> **LISTED ENTRIES**:
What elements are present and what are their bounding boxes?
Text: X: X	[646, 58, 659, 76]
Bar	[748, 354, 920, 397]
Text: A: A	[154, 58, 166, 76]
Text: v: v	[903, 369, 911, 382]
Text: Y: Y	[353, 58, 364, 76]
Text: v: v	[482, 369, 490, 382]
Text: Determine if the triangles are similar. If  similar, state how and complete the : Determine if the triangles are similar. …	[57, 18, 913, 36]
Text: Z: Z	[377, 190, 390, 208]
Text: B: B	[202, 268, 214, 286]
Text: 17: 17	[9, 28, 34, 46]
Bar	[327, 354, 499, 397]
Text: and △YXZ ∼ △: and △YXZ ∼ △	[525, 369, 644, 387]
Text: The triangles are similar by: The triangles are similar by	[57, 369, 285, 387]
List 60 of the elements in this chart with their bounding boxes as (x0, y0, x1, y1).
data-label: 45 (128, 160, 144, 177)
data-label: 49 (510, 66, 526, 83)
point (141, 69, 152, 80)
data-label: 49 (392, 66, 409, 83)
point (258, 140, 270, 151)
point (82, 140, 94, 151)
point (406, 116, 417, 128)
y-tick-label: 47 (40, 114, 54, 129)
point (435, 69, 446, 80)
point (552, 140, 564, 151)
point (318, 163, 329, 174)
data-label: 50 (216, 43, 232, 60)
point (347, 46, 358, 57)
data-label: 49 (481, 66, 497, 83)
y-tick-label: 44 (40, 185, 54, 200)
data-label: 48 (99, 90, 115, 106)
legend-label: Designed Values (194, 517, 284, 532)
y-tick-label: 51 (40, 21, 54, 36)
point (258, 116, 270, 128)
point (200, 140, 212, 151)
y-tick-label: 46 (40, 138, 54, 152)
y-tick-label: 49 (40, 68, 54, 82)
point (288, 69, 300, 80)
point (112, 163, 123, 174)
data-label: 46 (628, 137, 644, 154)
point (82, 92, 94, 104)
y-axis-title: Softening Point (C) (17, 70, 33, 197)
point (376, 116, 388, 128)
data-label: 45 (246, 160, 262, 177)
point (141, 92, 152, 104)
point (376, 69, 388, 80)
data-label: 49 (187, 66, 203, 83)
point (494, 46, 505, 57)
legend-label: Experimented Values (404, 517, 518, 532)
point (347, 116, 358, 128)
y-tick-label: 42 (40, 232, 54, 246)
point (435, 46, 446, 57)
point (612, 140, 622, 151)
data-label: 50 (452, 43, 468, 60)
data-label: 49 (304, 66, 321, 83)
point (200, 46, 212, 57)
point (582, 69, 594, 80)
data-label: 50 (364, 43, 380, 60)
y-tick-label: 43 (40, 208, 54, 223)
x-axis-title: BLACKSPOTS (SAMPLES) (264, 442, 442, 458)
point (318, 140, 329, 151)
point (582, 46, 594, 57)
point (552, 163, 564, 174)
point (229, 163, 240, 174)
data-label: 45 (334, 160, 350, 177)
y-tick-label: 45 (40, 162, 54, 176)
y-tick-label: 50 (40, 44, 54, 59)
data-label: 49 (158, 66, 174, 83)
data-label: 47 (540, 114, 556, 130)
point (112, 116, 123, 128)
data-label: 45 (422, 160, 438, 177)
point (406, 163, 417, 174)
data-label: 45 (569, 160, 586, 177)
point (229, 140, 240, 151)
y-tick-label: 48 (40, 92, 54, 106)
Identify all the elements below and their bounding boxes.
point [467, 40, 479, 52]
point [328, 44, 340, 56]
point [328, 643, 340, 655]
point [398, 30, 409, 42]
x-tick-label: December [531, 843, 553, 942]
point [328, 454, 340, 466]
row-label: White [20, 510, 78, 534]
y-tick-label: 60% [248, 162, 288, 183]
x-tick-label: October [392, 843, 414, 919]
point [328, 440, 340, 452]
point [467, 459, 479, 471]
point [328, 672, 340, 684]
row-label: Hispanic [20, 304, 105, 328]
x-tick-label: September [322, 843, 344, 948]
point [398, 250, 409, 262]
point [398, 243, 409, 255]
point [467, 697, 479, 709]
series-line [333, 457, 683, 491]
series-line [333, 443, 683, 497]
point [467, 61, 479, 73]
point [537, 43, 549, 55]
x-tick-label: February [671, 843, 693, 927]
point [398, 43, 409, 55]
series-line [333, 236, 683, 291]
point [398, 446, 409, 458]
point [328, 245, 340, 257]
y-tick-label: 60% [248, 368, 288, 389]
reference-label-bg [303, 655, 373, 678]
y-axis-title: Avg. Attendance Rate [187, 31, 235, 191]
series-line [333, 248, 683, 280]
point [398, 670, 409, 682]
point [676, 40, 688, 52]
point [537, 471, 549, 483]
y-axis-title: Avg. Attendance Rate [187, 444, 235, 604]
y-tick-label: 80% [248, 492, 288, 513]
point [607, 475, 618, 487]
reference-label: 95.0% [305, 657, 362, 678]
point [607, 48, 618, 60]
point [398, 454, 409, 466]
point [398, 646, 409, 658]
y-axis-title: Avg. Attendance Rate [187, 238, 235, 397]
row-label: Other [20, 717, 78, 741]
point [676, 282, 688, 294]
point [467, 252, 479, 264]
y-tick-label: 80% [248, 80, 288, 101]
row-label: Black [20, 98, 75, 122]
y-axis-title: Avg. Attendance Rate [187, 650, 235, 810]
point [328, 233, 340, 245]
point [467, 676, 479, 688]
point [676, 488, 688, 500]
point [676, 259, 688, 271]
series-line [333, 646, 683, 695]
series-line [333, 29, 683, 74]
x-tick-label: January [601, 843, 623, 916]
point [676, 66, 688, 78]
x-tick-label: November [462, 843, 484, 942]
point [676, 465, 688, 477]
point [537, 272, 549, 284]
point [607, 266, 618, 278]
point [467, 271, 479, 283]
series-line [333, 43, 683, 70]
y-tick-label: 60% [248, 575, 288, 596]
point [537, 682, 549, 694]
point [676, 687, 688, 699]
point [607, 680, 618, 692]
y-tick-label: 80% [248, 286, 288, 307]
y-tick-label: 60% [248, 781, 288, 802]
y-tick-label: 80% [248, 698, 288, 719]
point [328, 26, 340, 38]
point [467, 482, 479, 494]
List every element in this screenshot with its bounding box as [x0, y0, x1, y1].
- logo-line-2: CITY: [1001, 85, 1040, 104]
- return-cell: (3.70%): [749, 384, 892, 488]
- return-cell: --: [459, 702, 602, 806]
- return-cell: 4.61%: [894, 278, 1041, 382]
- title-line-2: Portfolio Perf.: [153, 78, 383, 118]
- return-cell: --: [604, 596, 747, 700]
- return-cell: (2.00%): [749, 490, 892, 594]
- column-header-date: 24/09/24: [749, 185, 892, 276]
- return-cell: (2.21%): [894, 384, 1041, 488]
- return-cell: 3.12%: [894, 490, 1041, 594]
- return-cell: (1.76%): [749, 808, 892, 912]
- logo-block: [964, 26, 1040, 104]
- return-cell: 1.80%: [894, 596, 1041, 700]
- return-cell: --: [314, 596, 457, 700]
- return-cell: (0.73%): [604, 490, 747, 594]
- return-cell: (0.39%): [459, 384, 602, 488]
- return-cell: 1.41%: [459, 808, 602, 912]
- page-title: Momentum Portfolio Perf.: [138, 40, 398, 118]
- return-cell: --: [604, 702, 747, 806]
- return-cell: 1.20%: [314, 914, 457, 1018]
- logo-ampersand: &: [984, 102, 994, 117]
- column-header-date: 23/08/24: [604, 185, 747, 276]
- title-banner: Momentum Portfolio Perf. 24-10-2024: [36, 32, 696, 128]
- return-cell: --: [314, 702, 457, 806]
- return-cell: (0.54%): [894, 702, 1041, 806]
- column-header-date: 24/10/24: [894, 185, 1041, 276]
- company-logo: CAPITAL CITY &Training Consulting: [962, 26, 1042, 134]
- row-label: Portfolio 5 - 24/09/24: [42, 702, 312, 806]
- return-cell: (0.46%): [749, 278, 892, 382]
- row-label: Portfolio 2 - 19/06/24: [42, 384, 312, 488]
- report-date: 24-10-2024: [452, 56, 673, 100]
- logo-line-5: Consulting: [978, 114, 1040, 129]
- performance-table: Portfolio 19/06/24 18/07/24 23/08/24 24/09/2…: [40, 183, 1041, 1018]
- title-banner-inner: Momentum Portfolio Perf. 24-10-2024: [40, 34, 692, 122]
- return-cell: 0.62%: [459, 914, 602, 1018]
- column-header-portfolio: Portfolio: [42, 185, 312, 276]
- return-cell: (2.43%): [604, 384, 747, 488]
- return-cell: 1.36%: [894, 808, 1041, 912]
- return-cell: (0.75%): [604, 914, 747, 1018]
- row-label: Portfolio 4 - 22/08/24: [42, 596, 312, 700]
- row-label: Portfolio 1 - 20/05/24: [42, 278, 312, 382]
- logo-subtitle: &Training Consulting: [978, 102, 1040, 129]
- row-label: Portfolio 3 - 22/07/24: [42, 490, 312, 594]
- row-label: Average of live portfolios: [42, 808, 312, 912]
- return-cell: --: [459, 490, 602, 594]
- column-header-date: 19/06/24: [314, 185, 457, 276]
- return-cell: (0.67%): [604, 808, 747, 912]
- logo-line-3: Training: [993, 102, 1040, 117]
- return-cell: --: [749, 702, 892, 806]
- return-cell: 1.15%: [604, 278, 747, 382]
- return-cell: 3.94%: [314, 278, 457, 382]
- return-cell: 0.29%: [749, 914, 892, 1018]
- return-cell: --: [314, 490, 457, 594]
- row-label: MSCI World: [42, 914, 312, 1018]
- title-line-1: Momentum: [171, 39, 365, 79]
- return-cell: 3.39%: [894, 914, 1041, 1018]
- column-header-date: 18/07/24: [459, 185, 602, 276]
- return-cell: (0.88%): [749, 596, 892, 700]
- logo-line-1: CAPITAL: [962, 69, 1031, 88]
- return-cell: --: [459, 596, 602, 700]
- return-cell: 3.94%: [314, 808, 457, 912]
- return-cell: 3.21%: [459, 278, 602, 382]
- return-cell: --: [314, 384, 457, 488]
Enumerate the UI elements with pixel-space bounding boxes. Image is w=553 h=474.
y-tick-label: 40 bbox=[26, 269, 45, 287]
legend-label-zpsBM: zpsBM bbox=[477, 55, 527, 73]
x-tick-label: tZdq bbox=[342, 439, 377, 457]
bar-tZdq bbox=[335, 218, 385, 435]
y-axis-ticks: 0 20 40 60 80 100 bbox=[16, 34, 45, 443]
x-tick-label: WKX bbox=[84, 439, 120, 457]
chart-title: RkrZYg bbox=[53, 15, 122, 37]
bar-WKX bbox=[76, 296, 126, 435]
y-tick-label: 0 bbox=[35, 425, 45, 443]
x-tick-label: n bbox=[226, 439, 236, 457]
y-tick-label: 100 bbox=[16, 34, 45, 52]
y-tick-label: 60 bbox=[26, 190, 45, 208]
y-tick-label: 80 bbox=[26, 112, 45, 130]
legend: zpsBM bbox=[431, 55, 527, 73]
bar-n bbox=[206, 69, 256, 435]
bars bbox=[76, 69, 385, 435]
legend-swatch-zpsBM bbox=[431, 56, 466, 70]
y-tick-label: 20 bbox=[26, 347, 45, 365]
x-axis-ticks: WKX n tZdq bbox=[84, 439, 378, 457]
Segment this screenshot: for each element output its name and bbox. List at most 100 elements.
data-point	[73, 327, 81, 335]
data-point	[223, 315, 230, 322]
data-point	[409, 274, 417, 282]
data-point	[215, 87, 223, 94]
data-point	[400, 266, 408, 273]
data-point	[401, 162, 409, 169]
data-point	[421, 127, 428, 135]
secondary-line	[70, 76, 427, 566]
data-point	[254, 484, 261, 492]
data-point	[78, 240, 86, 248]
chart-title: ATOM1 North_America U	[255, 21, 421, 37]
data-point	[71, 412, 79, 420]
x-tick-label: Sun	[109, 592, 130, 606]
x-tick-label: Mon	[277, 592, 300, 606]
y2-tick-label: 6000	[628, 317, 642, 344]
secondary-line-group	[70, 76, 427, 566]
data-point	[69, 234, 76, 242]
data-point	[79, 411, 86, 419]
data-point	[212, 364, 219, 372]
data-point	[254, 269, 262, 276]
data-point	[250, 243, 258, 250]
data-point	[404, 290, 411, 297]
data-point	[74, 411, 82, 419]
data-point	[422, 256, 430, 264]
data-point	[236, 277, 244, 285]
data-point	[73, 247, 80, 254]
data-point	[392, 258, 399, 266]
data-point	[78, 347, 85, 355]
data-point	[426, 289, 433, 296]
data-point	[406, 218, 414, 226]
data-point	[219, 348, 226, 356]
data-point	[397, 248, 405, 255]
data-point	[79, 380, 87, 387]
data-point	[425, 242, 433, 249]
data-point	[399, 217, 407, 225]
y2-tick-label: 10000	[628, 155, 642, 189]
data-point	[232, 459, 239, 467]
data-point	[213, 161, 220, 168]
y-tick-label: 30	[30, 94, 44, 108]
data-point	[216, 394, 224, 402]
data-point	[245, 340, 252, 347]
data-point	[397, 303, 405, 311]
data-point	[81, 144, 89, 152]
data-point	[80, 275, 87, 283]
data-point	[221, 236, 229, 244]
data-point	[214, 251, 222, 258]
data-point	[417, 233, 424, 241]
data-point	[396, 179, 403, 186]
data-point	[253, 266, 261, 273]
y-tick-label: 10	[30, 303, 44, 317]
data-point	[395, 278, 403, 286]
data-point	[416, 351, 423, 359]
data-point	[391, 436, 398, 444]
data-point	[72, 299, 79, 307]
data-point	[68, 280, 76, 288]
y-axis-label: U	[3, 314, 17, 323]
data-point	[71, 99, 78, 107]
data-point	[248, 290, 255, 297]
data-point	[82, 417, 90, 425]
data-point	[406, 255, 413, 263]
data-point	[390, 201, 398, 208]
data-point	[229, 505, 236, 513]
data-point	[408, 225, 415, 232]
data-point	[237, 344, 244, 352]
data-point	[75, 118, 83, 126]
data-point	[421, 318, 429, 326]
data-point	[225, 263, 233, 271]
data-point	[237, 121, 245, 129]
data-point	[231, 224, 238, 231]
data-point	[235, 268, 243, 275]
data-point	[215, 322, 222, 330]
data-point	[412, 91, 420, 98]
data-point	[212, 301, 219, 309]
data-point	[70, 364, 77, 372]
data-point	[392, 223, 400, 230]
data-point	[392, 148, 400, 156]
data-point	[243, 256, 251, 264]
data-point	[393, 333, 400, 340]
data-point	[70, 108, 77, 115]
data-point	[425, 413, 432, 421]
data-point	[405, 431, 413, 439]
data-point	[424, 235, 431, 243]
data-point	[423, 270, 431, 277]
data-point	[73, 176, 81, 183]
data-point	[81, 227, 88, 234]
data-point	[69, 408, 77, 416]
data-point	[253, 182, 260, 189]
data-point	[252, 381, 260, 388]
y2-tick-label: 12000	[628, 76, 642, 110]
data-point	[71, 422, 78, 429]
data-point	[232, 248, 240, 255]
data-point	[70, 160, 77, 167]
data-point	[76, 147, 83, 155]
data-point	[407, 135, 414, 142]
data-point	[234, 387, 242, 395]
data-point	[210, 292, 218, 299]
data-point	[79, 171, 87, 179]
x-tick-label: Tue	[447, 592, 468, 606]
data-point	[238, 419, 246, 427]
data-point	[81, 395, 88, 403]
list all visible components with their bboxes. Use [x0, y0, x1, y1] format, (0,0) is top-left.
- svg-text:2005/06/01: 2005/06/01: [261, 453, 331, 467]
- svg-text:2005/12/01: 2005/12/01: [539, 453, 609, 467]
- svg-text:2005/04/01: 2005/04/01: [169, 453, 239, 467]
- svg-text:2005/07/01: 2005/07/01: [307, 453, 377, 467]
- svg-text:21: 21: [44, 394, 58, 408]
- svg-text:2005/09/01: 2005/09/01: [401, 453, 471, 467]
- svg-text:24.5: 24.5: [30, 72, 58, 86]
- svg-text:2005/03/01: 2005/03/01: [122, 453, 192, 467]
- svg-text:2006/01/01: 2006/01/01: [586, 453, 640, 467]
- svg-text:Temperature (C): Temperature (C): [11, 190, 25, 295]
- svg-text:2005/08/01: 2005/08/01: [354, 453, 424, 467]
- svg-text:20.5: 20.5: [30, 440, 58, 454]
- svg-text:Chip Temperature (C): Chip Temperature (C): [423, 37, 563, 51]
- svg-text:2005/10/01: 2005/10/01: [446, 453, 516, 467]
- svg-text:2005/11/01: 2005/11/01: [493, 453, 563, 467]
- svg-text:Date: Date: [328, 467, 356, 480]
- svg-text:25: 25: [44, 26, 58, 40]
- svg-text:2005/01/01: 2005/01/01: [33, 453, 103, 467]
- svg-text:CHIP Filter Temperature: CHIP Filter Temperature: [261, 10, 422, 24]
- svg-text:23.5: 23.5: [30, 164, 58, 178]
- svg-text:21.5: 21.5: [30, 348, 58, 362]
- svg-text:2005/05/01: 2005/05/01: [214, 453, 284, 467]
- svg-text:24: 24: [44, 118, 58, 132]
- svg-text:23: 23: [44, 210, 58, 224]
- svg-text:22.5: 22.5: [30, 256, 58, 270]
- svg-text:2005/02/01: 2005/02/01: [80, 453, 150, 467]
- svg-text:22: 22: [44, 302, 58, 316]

> **WHAT THIS TASK INVOLVES**:
Please rewrite everything from the start of the material down through the line containing "point (552, 163, 564, 174)", swapping "Experimented Values" for "Measured Values" and leaving everything else unchanged.

> **TASK RESULT**:
What elements are present and what are their bounding boxes?
Text: X: X	[646, 58, 659, 76]
Bar	[748, 354, 920, 397]
Text: A: A	[154, 58, 166, 76]
Text: v: v	[903, 369, 911, 382]
Text: Y: Y	[353, 58, 364, 76]
Text: v: v	[482, 369, 490, 382]
Text: Determine if the triangles are similar. If  similar, state how and complete the : Determine if the triangles are similar. …	[57, 18, 913, 36]
Text: Z: Z	[377, 190, 390, 208]
Text: B: B	[202, 268, 214, 286]
Text: 17: 17	[9, 28, 34, 46]
Bar	[327, 354, 499, 397]
Text: and △YXZ ∼ △: and △YXZ ∼ △	[525, 369, 644, 387]
Text: The triangles are similar by: The triangles are similar by	[57, 369, 285, 387]
List 60 of the elements in this chart with their bounding boxes as (x0, y0, x1, y1).
data-label: 45 (128, 160, 144, 177)
data-label: 49 (510, 66, 526, 83)
point (141, 69, 152, 80)
data-label: 49 (392, 66, 409, 83)
point (258, 140, 270, 151)
point (82, 140, 94, 151)
point (406, 116, 417, 128)
y-tick-label: 47 (40, 114, 54, 129)
point (435, 69, 446, 80)
point (552, 140, 564, 151)
point (318, 163, 329, 174)
data-label: 50 (216, 43, 232, 60)
point (347, 46, 358, 57)
data-label: 49 (481, 66, 497, 83)
y-tick-label: 44 (40, 185, 54, 200)
data-label: 48 (99, 90, 115, 106)
legend-label: Designed Values (194, 517, 284, 532)
y-tick-label: 51 (40, 21, 54, 36)
point (258, 116, 270, 128)
point (200, 140, 212, 151)
y-tick-label: 46 (40, 138, 54, 152)
y-tick-label: 49 (40, 68, 54, 82)
point (288, 69, 300, 80)
point (112, 163, 123, 174)
data-label: 46 (628, 137, 644, 154)
point (82, 92, 94, 104)
y-axis-title: Softening Point (C) (17, 70, 33, 197)
point (376, 116, 388, 128)
data-label: 45 (246, 160, 262, 177)
point (141, 92, 152, 104)
point (376, 69, 388, 80)
data-label: 49 (187, 66, 203, 83)
point (494, 46, 505, 57)
legend-label: Measured Values (404, 517, 518, 532)
point (347, 116, 358, 128)
y-tick-label: 42 (40, 232, 54, 246)
point (435, 46, 446, 57)
point (612, 140, 622, 151)
data-label: 50 (452, 43, 468, 60)
data-label: 49 (304, 66, 321, 83)
point (200, 46, 212, 57)
point (582, 69, 594, 80)
data-label: 50 (364, 43, 380, 60)
y-tick-label: 43 (40, 208, 54, 223)
x-axis-title: BLACKSPOTS (SAMPLES) (264, 442, 442, 458)
point (318, 140, 329, 151)
point (582, 46, 594, 57)
point (552, 163, 564, 174)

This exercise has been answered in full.